Brief 1: Repeat word for word the passage of the article on AMD's FirePro S10000 card starting with "By Timothy Prickett" and going on through "burst into flame.".

Reading passage:
=====

Original URL: http://www.theregister.co.uk/2012/11/12/amd_firepro_s10000_gpu_card/

AMD fires off crazy-fast FirePro double-whammy GPU card

Aimed at servers and heavy-duty workstations

By Timothy Prickett Morgan

Posted in HPC, 12th November 2012 23:55 GMT

SC12 AMD, a company that knows a thing or two about building powerful graphics processors, has whipped out a card that has more flops than either Nvidia's K20 high-end GPUs or Intel's x86-based Xeon Phi coprocessors.

That's one sure way to cut through all the noise that Nvidia and Intel are making about their just-released offerings: performance.

Like other double-whammy products out there, whether they're CPUs or GPUs, the FirePro S10000 has to gear back the clock speeds on the "Graphics Core Next" GCN) GPUs on the card so it doesn't overheat or cause the server or workstation into which it is lovingly slipped to burst into flame.

FirePro, indeed.

In the Radeon HD 7870 and 7850 cards introduced in March, the GCN GPUs are clocked at 1GHz and 860MHz, respectively. The FirePro S10000 card sports two of AMD's high-end "Tahiti" GPUs spinning at 825MHz.

Each Tahiti GPU has 1,792 stream processors, just like in the single Tahiti GPU used in the existing FirePro S9000 card. But that single-GPU card runs the cores at 900MHz and the GDDR5 graphics memory at 5.5GHz to deliver its 3.23 teraflops of single-precision and 806 gigaflops of double-precision floating point performance.

=====

Element and region data
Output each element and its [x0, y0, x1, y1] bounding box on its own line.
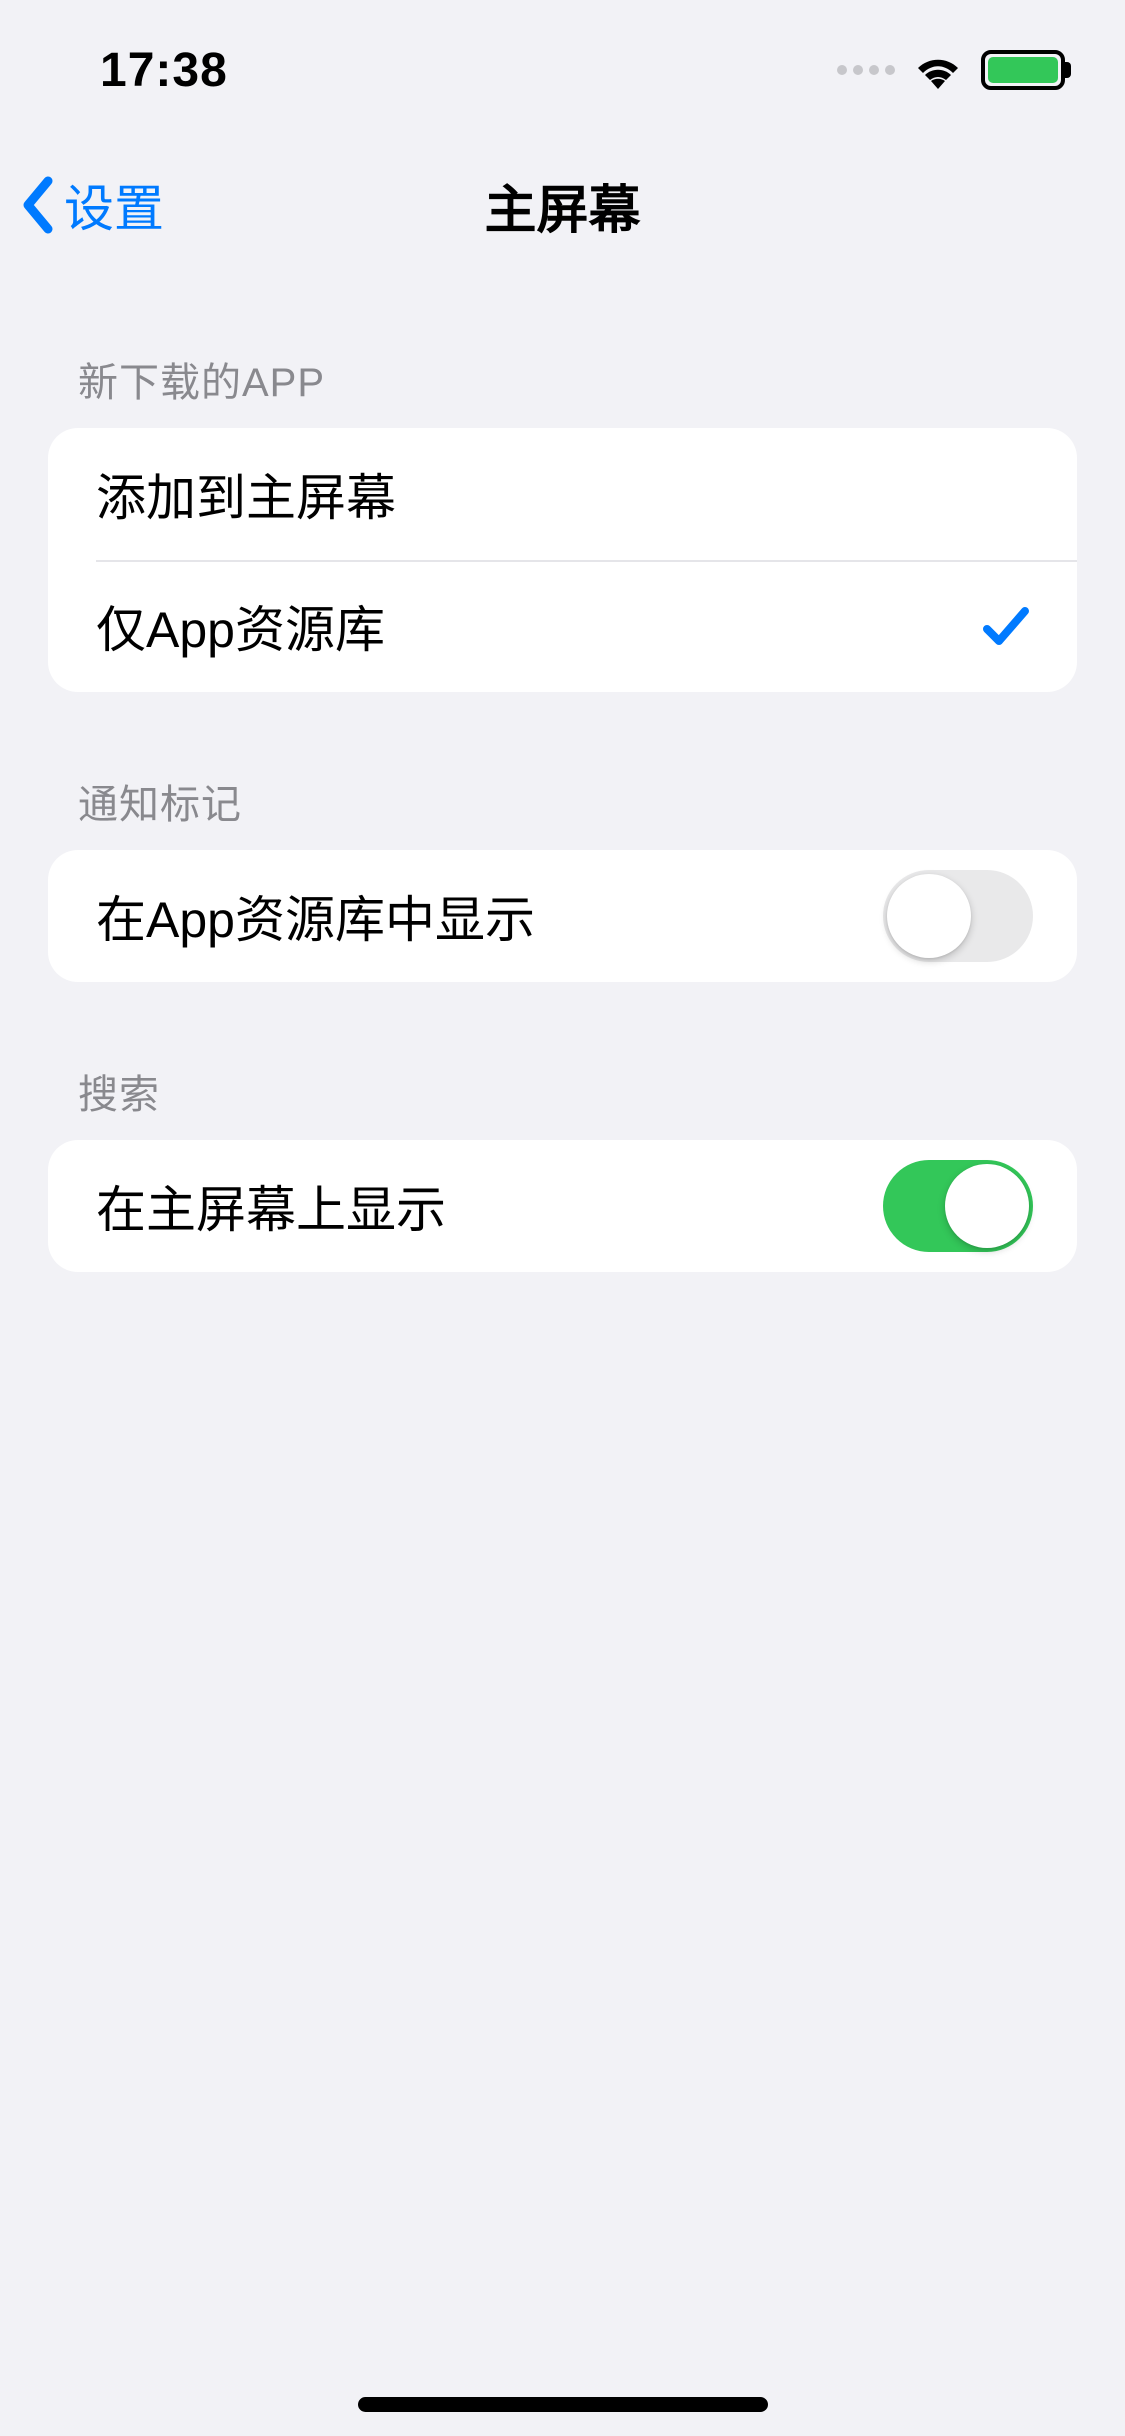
switch-show-on-homescreen[interactable] [883, 1160, 1033, 1252]
home-indicator[interactable] [358, 2397, 768, 2412]
group-badges: 在App资源库中显示 [48, 850, 1077, 982]
row-app-library-only[interactable]: 仅App资源库 [48, 560, 1077, 692]
row-label: 添加到主屏幕 [96, 458, 396, 530]
section-header-new-apps: 新下载的APP [48, 270, 1077, 428]
nav-bar: 设置 主屏幕 [0, 140, 1125, 270]
row-add-to-homescreen[interactable]: 添加到主屏幕 [48, 428, 1077, 560]
group-new-apps: 添加到主屏幕 仅App资源库 [48, 428, 1077, 692]
status-indicators [837, 50, 1065, 90]
group-search: 在主屏幕上显示 [48, 1140, 1077, 1272]
back-label: 设置 [64, 169, 164, 241]
cellular-icon [837, 65, 895, 75]
row-label: 在App资源库中显示 [96, 880, 535, 952]
checkmark-icon [979, 599, 1033, 653]
section-header-badges: 通知标记 [48, 692, 1077, 850]
content: 新下载的APP 添加到主屏幕 仅App资源库 通知标记 在App资源库中显示 搜… [0, 270, 1125, 1272]
battery-icon [981, 50, 1065, 90]
page-title: 主屏幕 [484, 168, 640, 243]
back-button[interactable]: 设置 [20, 169, 164, 241]
wifi-icon [913, 51, 963, 89]
switch-show-in-app-library[interactable] [883, 870, 1033, 962]
chevron-left-icon [20, 175, 56, 235]
section-header-search: 搜索 [48, 982, 1077, 1140]
status-time: 17:38 [100, 43, 228, 98]
status-bar: 17:38 [0, 0, 1125, 140]
row-label: 仅App资源库 [96, 590, 385, 662]
row-show-on-homescreen: 在主屏幕上显示 [48, 1140, 1077, 1272]
row-show-in-app-library: 在App资源库中显示 [48, 850, 1077, 982]
row-label: 在主屏幕上显示 [96, 1170, 446, 1242]
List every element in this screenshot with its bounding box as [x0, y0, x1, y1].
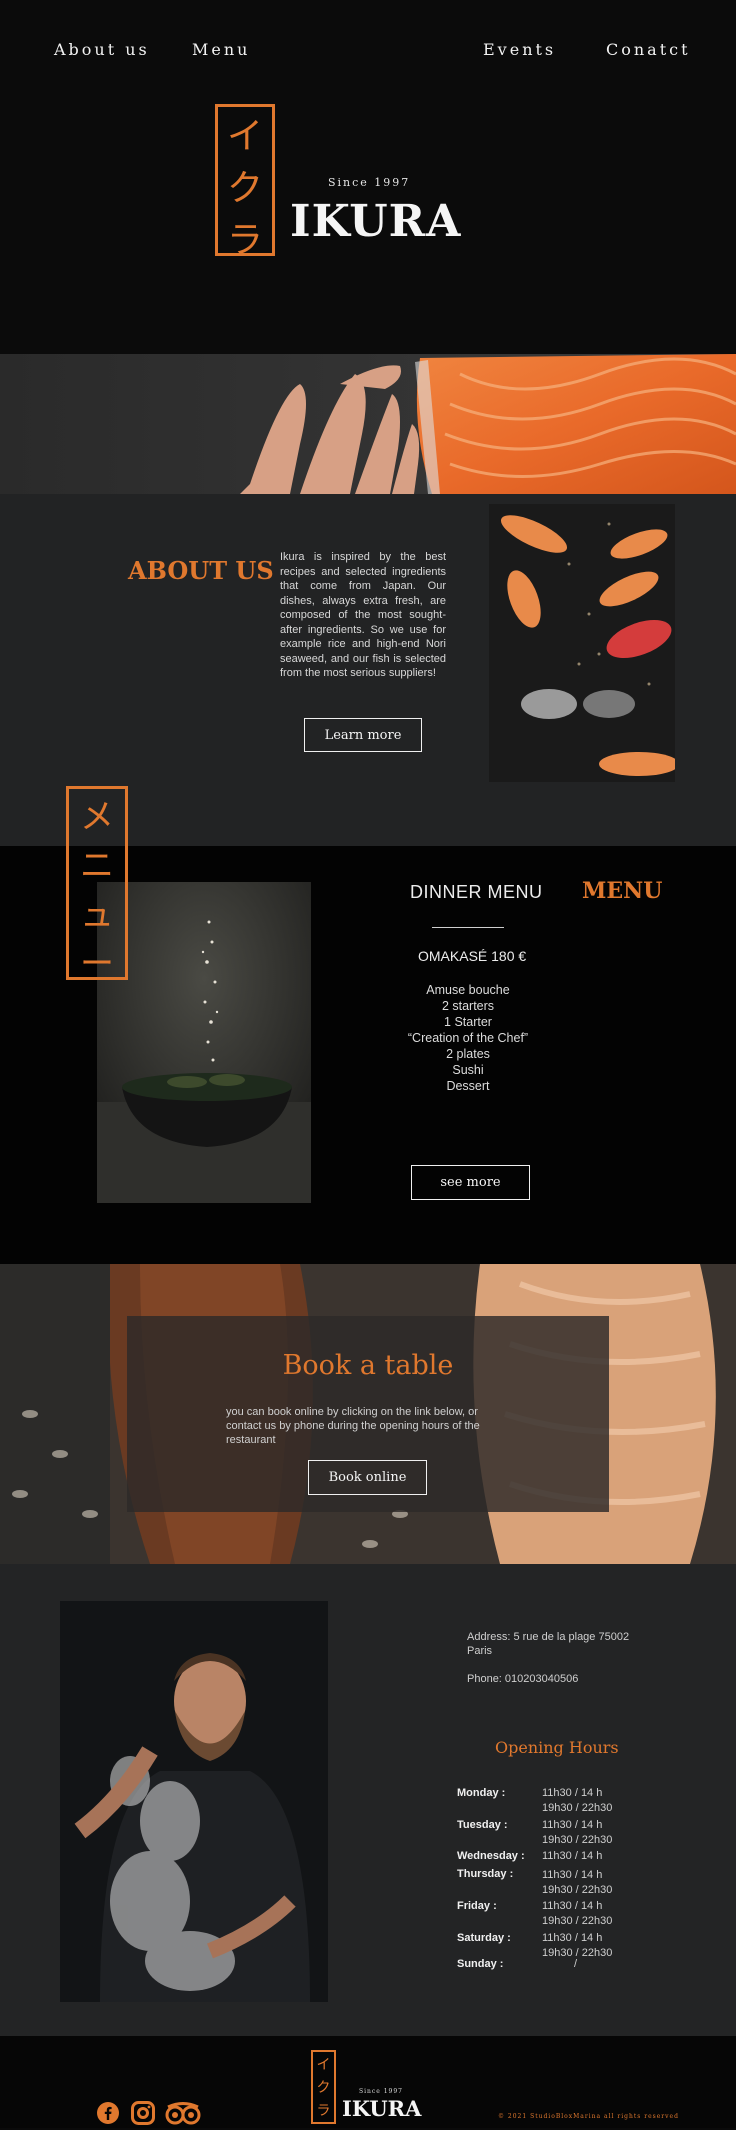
- booking-text: you can book online by clicking on the l…: [226, 1406, 480, 1446]
- course-item: 2 plates: [446, 1047, 490, 1061]
- footer-brand: IKURA: [342, 2096, 422, 2121]
- hours-slot: 19h30 / 22h30: [542, 1883, 613, 1896]
- address-text: Address: 5 rue de la plage 75002 Paris: [467, 1631, 630, 1657]
- hours-times: 11h30 / 14 h 19h30 / 22h30: [542, 1931, 612, 1960]
- book-online-button[interactable]: Book online: [308, 1460, 427, 1495]
- opening-hours-title: Opening Hours: [495, 1738, 619, 1757]
- hours-times: 11h30 / 14 h 19h30 / 22h30: [542, 1818, 612, 1847]
- hours-slot: 19h30 / 22h30: [542, 1946, 613, 1959]
- course-item: Amuse bouche: [426, 983, 510, 997]
- hours-day: Wednesday :: [457, 1850, 525, 1862]
- nav-events[interactable]: Events: [483, 40, 556, 59]
- footer-kanji-char: ラ: [316, 2103, 331, 2120]
- course-item: Sushi: [452, 1063, 484, 1077]
- instagram-icon[interactable]: [131, 2101, 155, 2130]
- logo-kanji-char: ク: [226, 168, 263, 209]
- course-item: “Creation of the Chef”: [407, 1031, 529, 1045]
- hours-day: Saturday :: [457, 1932, 511, 1944]
- footer-kanji-char: イ: [316, 2056, 331, 2073]
- tripadvisor-icon[interactable]: [164, 2101, 202, 2130]
- hours-slot: 11h30 / 14 h: [542, 1819, 603, 1831]
- hours-day: Friday :: [457, 1900, 497, 1912]
- menu-kanji-char: ニ: [80, 846, 114, 886]
- hours-slot: 11h30 / 14 h: [542, 1932, 603, 1944]
- hours-times: 11h30 / 14 h 19h30 / 22h30: [542, 1899, 612, 1928]
- menu-kanji-char: メ: [80, 797, 114, 837]
- hours-slot: 11h30 / 14 h: [542, 1787, 603, 1799]
- seaweed-bowl-photo: [97, 882, 311, 1203]
- hours-slot: 11h30 / 14 h: [542, 1900, 603, 1912]
- course-list: Amuse bouche 2 starters 1 Starter “Creat…: [380, 982, 556, 1094]
- logo-kanji-char: ラ: [226, 220, 263, 261]
- copyright-text: © 2021 StudioBloxMarina all rights reser…: [498, 2113, 679, 2120]
- divider: [432, 927, 504, 928]
- course-item: Dessert: [446, 1079, 490, 1093]
- learn-more-button[interactable]: Learn more: [304, 718, 422, 752]
- hours-slot: 19h30 / 22h30: [542, 1914, 613, 1927]
- hours-times: /: [574, 1957, 577, 1972]
- about-text: Ikura is inspired by the best recipes an…: [280, 551, 446, 679]
- menu-title: MENU: [582, 878, 663, 904]
- chef-photo: [60, 1601, 328, 2002]
- footer-kanji-box: イ ク ラ: [311, 2050, 336, 2124]
- nav-about-us[interactable]: About us: [54, 40, 150, 59]
- menu-kanji-char: ー: [80, 944, 114, 984]
- hours-times: 11h30 / 14 h 19h30 / 22h30: [542, 1868, 612, 1897]
- booking-title: Book a table: [282, 1350, 454, 1381]
- hours-times: 11h30 / 14 h: [542, 1849, 602, 1864]
- logo-kanji-box: イ ク ラ: [215, 104, 275, 261]
- omakase-price: OMAKASÉ 180 €: [418, 948, 527, 964]
- nav-contact[interactable]: Conatct: [606, 40, 691, 59]
- footer-since: Since 1997: [359, 2088, 403, 2095]
- brand-name: IKURA: [290, 196, 462, 247]
- hours-day: Thursday :: [457, 1868, 514, 1880]
- course-item: 2 starters: [441, 999, 495, 1013]
- hours-slot: 11h30 / 14 h: [542, 1850, 603, 1862]
- hours-day: Tuesday :: [457, 1819, 508, 1831]
- hours-times: 11h30 / 14 h 19h30 / 22h30: [542, 1786, 612, 1815]
- menu-kanji-box: メ ニ ュ ー: [66, 786, 128, 984]
- facebook-icon[interactable]: [96, 2101, 120, 2130]
- sushi-photo: [489, 504, 675, 782]
- hours-slot: 11h30 / 14 h: [542, 1869, 603, 1881]
- hours-day: Monday :: [457, 1787, 506, 1799]
- nav-menu[interactable]: Menu: [192, 40, 250, 59]
- about-title: ABOUT US: [128, 556, 274, 585]
- dinner-menu-title: DINNER MENU: [410, 882, 543, 902]
- hours-slot: 19h30 / 22h30: [542, 1801, 613, 1814]
- menu-kanji-char: ュ: [80, 895, 114, 935]
- hours-slot: 19h30 / 22h30: [542, 1833, 613, 1846]
- footer-kanji-char: ク: [316, 2079, 331, 2096]
- since-tagline: Since 1997: [328, 176, 411, 189]
- see-more-button[interactable]: see more: [411, 1165, 530, 1200]
- hours-day: Sunday :: [457, 1958, 504, 1970]
- logo-kanji-char: イ: [226, 116, 263, 157]
- phone-text: Phone: 010203040506: [467, 1673, 579, 1685]
- course-item: 1 Starter: [444, 1015, 492, 1029]
- hours-slot: /: [574, 1958, 578, 1970]
- salmon-banner-image: [0, 354, 736, 494]
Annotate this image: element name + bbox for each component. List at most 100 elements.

=====

Brief 2: Turn the lines of the records starting with the line with "- booking-text: you" and going on through the line with "- book-online-button[interactable]: Book" into a numbered list, including both of those lines and leaving out any blank lines.

Output 1:
By Timothy Prickett Morgan

Posted in HPC, 12th November 2012 23:55 GMT

SC12 AMD, a company that knows a thing or two about building powerful graphics processors, has whipped out a card that has more flops than either Nvidia's K20 high-end GPUs or Intel's x86-based Xeon Phi coprocessors.

That's one sure way to cut through all the noise that Nvidia and Intel are making about their just-released offerings: performance.

Like other double-whammy products out there, whether they're CPUs or GPUs, the FirePro S10000 has to gear back the clock speeds on the "Graphics Core Next" GCN) GPUs on the card so it doesn't overheat or cause the server or workstation into which it is lovingly slipped to burst into flame.

Output 2:
1. - booking-text: you can book online by clicking on the l…: [226, 1406, 480, 1446]
2. - course-item: 2 plates: [446, 1047, 490, 1061]
3. - footer-brand: IKURA: [342, 2096, 422, 2121]
4. - hours-slot: 19h30 / 22h30: [542, 1883, 613, 1896]
5. - address-text: Address: 5 rue de la plage 75002 Paris: [467, 1631, 630, 1657]
6. - hours-times: 11h30 / 14 h 19h30 / 22h30: [542, 1931, 612, 1960]
7. - book-online-button[interactable]: Book online: [308, 1460, 427, 1495]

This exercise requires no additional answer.